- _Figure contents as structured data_
========================================

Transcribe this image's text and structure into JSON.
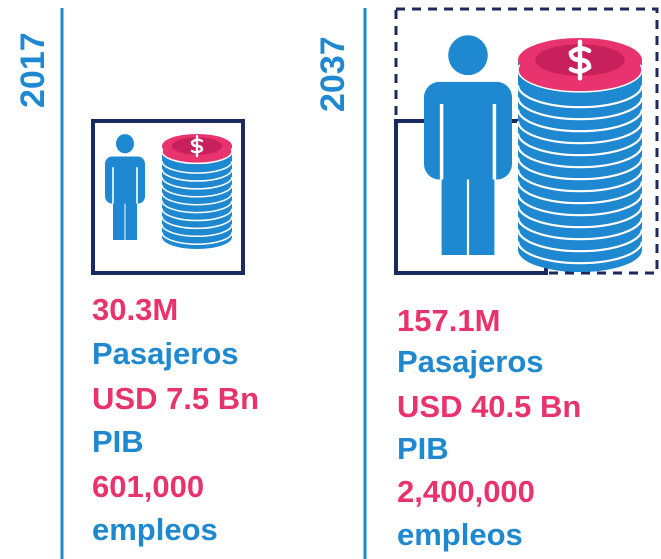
{
  "columns": [
    {
      "year": "2017",
      "stats": [
        {
          "value": "30.3M",
          "label": "Pasajeros"
        },
        {
          "value": "USD 7.5 Bn",
          "label": "PIB"
        },
        {
          "value": "601,000",
          "label": "empleos"
        }
      ]
    },
    {
      "year": "2037",
      "stats": [
        {
          "value": "157.1M",
          "label": "Pasajeros"
        },
        {
          "value": "USD 40.5 Bn",
          "label": "PIB"
        },
        {
          "value": "2,400,000",
          "label": "empleos"
        }
      ]
    }
  ]
}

========================================

- _Written instruction_
None of the pictures should appear; repeat the records exactly otherwise.

- _Completed task_
Transcribe this image's text and structure into JSON.
{
  "columns": [
    {
      "year": "2017",
      "stats": [
        {
          "value": "30.3M",
          "label": "Pasajeros"
        },
        {
          "value": "USD 7.5 Bn",
          "label": "PIB"
        },
        {
          "value": "601,000",
          "label": "empleos"
        }
      ]
    },
    {
      "year": "2037",
      "stats": [
        {
          "value": "157.1M",
          "label": "Pasajeros"
        },
        {
          "value": "USD 40.5 Bn",
          "label": "PIB"
        },
        {
          "value": "2,400,000",
          "label": "empleos"
        }
      ]
    }
  ]
}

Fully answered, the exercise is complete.